══ Provided records

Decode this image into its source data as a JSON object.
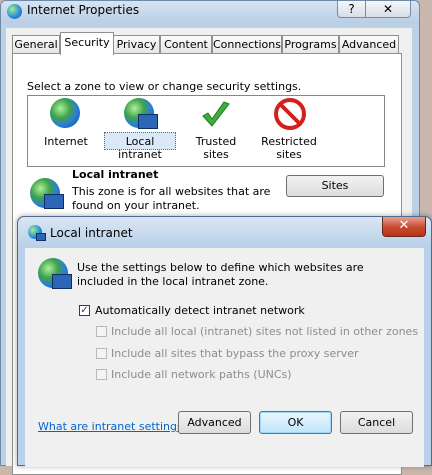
{
  "internet_properties": {
    "title": "Internet Properties",
    "help_label": "?",
    "close_label": "✕",
    "tabs": [
      {
        "label": "General"
      },
      {
        "label": "Security"
      },
      {
        "label": "Privacy"
      },
      {
        "label": "Content"
      },
      {
        "label": "Connections"
      },
      {
        "label": "Programs"
      },
      {
        "label": "Advanced"
      }
    ],
    "active_tab": "Security",
    "zone_instruction": "Select a zone to view or change security settings.",
    "zones": [
      {
        "label": "Internet",
        "icon": "globe-icon"
      },
      {
        "label": "Local intranet",
        "icon": "local-intranet-icon"
      },
      {
        "label": "Trusted sites",
        "icon": "checkmark-icon"
      },
      {
        "label": "Restricted sites",
        "icon": "restricted-icon"
      }
    ],
    "selected_zone": "Local intranet",
    "zone_heading": "Local intranet",
    "zone_description": "This zone is for all websites that are found on your intranet.",
    "sites_button": "Sites"
  },
  "local_intranet_dialog": {
    "title": "Local intranet",
    "close_label": "✕",
    "info_text": "Use the settings below to define which websites are included in the local intranet zone.",
    "checkboxes": [
      {
        "label": "Automatically detect intranet network",
        "checked": true,
        "enabled": true
      },
      {
        "label": "Include all local (intranet) sites not listed in other zones",
        "checked": false,
        "enabled": false
      },
      {
        "label": "Include all sites that bypass the proxy server",
        "checked": false,
        "enabled": false
      },
      {
        "label": "Include all network paths (UNCs)",
        "checked": false,
        "enabled": false
      }
    ],
    "help_link": "What are intranet settings?",
    "buttons": {
      "advanced": "Advanced",
      "ok": "OK",
      "cancel": "Cancel"
    }
  },
  "colors": {
    "link": "#0066cc",
    "disabled_text": "#8d8d8d",
    "close_button": "#c74a30"
  }
}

════

* Set exercise
Give every line of the material that includes the string "zones".

* Response for this exercise
    "zones": [
        "label": "Include all local (intranet) sites not listed in other zones",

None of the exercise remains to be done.